[Data in this exercise start]

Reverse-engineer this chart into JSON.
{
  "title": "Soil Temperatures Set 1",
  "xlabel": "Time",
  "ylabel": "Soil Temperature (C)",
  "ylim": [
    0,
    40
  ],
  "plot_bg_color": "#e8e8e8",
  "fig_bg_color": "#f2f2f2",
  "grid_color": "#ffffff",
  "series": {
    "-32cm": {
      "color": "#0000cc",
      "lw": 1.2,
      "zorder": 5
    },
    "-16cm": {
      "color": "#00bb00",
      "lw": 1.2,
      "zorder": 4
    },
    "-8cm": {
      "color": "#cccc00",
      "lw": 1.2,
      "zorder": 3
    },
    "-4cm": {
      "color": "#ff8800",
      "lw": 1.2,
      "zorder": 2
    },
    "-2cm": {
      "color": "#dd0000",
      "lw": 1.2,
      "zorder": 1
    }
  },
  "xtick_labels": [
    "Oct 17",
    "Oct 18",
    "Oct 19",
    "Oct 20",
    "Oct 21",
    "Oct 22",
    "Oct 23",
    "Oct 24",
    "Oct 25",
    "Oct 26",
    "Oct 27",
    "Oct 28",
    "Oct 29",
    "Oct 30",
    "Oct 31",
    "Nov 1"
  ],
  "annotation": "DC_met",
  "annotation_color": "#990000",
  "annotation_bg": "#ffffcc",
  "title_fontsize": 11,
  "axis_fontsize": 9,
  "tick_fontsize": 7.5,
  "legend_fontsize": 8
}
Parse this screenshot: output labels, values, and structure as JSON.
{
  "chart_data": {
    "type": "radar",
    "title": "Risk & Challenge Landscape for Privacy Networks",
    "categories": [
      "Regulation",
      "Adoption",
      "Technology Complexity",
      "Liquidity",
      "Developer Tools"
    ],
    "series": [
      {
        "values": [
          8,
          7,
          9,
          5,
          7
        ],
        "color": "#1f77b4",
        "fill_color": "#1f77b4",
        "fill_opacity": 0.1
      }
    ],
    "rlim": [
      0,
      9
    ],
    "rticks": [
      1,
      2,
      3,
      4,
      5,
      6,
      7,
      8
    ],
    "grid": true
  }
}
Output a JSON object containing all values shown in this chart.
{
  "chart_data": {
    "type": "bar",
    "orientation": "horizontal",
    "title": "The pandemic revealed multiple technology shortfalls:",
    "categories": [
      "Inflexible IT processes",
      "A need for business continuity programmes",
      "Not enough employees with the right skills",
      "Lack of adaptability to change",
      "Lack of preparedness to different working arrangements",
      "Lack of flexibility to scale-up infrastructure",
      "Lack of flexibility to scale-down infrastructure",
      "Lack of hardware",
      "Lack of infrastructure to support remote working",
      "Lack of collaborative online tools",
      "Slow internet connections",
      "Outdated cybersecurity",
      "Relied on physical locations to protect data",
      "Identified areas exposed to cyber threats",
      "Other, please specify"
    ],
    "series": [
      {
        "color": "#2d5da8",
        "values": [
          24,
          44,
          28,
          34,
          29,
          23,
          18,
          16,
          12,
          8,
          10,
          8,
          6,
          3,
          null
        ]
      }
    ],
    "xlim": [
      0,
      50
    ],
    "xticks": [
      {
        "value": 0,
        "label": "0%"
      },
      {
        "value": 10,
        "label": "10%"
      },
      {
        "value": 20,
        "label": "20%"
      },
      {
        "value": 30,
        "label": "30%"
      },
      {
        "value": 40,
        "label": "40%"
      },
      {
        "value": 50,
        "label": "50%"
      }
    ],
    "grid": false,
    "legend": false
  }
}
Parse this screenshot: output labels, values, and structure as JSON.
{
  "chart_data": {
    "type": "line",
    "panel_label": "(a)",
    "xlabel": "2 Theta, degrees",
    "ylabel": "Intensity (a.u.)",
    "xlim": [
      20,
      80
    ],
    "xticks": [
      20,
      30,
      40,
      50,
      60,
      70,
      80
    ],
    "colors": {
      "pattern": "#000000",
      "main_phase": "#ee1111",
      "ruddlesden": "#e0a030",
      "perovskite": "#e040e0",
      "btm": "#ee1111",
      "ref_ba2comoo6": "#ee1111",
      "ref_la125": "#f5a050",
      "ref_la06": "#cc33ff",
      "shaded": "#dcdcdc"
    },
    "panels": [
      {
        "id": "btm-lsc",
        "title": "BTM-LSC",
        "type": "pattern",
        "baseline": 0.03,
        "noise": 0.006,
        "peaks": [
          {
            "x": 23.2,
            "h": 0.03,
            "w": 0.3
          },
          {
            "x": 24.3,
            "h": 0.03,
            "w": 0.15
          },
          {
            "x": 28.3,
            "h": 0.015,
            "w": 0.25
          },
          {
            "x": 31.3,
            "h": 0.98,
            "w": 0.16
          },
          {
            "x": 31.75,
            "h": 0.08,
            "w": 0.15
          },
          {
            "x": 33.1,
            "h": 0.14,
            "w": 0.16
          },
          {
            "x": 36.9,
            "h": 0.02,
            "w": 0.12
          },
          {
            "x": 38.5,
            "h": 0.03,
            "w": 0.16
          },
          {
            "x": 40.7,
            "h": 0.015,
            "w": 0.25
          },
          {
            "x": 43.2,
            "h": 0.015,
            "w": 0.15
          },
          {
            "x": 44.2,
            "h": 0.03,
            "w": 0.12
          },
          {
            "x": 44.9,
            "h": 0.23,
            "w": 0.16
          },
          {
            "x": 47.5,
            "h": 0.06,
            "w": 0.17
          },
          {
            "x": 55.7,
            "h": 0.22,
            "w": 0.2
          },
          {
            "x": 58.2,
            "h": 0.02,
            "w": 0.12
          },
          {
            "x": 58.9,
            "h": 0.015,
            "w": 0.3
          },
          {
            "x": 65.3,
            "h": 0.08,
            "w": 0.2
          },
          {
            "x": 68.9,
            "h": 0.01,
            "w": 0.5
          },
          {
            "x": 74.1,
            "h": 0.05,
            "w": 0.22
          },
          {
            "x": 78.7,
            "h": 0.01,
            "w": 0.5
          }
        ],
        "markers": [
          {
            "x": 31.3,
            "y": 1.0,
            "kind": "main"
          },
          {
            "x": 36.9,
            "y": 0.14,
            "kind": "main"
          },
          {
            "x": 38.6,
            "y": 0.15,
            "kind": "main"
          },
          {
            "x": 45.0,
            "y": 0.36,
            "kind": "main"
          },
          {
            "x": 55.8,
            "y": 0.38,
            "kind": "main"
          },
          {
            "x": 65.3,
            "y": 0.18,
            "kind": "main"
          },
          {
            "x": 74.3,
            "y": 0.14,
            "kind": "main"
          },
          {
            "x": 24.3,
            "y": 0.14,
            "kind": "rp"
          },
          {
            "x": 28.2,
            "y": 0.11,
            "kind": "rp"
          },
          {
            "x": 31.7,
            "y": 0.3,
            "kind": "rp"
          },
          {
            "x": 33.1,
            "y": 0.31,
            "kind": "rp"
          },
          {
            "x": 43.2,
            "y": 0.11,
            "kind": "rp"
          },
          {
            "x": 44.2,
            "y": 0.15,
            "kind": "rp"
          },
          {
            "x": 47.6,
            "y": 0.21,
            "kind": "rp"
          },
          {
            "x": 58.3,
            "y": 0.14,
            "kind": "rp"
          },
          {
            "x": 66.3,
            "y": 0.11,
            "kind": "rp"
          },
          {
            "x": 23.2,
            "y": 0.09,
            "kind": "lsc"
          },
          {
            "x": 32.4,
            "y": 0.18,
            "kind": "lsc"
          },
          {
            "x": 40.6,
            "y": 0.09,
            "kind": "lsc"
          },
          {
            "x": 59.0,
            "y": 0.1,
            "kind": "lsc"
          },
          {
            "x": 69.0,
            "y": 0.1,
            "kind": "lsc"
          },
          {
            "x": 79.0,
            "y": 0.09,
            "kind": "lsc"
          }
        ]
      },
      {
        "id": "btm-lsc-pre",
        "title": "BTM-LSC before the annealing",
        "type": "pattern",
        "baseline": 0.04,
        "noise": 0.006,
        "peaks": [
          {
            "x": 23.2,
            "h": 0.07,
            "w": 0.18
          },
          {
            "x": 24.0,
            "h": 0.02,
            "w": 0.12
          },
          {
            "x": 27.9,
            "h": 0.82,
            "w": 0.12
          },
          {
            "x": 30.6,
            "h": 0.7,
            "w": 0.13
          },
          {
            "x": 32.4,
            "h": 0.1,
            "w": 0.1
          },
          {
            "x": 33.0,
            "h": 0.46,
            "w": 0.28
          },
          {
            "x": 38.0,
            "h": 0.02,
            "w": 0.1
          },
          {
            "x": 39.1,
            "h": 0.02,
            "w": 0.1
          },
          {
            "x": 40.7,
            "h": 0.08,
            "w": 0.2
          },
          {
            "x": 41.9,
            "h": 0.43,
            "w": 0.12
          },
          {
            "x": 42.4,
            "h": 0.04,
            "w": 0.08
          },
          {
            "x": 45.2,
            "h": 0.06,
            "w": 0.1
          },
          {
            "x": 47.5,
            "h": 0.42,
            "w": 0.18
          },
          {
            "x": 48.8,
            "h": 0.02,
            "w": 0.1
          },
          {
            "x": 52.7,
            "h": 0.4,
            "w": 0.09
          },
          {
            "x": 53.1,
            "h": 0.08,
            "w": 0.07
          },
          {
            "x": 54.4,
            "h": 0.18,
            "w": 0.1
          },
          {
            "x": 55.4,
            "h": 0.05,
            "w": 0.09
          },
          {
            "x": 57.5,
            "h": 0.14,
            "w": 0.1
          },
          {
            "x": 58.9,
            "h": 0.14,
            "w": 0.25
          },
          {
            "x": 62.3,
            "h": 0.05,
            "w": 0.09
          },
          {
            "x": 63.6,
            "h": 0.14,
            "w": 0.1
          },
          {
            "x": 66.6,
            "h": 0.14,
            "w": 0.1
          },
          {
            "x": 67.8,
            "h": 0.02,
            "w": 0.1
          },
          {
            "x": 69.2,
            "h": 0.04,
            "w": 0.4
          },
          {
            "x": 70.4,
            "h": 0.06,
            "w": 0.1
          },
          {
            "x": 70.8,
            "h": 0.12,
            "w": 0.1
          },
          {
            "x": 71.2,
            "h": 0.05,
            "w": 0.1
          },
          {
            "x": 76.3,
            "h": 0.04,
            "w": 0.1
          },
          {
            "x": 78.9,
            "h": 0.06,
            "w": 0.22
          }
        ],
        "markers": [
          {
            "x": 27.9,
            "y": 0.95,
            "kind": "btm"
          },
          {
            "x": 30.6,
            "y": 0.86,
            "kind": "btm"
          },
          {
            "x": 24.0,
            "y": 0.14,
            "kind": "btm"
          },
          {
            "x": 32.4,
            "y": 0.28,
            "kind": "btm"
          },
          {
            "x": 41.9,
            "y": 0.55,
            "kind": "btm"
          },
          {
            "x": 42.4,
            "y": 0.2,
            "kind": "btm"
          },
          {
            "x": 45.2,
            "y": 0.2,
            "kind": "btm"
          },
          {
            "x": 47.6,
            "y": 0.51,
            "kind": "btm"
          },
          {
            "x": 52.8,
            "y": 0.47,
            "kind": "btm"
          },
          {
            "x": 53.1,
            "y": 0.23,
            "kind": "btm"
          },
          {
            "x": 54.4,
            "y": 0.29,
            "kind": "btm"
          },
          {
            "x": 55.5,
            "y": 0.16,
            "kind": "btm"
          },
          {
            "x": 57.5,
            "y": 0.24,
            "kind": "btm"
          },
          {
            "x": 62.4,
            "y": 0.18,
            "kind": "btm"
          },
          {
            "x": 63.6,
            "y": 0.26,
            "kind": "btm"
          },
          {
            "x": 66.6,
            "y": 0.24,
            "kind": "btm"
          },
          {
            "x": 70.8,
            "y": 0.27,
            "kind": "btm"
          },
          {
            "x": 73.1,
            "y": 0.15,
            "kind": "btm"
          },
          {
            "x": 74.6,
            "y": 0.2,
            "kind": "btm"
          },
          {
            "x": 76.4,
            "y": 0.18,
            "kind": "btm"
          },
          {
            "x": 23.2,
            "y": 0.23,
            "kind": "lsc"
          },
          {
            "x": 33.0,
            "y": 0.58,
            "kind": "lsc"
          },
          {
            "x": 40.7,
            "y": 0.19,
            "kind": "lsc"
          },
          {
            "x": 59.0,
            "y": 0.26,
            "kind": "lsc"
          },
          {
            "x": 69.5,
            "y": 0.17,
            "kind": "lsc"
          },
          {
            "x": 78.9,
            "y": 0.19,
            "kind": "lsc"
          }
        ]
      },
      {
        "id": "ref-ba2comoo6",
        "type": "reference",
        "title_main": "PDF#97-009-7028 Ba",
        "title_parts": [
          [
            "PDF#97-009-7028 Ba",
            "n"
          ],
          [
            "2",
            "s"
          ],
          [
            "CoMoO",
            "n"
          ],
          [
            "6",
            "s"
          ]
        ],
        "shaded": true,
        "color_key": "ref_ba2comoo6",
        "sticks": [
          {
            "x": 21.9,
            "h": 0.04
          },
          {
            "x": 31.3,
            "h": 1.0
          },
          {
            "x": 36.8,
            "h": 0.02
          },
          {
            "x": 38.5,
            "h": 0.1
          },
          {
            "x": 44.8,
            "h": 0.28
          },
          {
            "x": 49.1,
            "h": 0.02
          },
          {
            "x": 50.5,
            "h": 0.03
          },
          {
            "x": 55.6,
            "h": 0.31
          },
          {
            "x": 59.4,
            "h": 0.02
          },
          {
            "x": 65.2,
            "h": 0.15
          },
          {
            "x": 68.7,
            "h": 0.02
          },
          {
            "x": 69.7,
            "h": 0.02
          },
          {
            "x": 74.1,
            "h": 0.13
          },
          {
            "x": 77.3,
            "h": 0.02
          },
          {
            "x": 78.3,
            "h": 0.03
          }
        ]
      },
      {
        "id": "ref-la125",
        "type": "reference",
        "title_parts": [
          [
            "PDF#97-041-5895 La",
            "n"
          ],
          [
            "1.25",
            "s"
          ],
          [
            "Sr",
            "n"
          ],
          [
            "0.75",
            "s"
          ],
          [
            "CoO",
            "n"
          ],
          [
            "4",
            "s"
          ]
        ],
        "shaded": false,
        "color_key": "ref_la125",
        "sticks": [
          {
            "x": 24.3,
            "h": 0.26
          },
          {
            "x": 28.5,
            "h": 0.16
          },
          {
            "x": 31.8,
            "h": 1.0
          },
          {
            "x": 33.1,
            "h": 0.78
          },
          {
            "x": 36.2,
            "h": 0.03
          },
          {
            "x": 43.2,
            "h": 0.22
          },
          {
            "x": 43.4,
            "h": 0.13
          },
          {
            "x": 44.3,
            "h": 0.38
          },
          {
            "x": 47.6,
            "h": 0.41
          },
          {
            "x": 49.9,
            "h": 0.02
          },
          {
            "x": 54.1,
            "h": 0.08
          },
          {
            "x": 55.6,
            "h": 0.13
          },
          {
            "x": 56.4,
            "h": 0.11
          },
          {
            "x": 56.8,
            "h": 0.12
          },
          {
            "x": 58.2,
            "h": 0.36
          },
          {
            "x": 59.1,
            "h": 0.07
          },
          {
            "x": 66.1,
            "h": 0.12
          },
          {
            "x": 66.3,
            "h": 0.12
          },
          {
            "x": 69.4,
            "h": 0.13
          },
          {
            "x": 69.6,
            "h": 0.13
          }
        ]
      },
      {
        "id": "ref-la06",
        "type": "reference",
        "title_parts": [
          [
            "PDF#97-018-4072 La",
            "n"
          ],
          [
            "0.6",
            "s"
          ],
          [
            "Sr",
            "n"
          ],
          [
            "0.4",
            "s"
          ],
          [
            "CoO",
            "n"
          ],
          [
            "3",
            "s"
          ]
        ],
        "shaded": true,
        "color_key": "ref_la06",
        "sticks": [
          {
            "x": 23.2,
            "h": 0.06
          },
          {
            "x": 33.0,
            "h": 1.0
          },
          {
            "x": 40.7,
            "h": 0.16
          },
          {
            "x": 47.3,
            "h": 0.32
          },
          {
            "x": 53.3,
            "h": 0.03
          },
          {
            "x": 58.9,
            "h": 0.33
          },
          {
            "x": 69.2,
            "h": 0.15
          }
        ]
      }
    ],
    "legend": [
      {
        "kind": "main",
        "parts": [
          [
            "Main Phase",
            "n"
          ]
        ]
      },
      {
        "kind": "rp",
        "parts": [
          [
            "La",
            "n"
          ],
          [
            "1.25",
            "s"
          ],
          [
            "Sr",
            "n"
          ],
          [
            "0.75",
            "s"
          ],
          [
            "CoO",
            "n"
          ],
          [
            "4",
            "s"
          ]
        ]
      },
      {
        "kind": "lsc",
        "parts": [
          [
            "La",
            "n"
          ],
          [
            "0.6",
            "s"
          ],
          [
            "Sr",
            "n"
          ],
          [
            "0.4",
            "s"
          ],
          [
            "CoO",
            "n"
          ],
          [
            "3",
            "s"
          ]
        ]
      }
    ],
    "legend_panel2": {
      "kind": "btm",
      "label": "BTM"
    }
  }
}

[Data in this exercise end]

> _Work to do_
Look for lines containing the string "flexibility" and copy them all.

> _Task response_
      "Lack of flexibility to scale-up infrastructure",
      "Lack of flexibility to scale-down infrastructure",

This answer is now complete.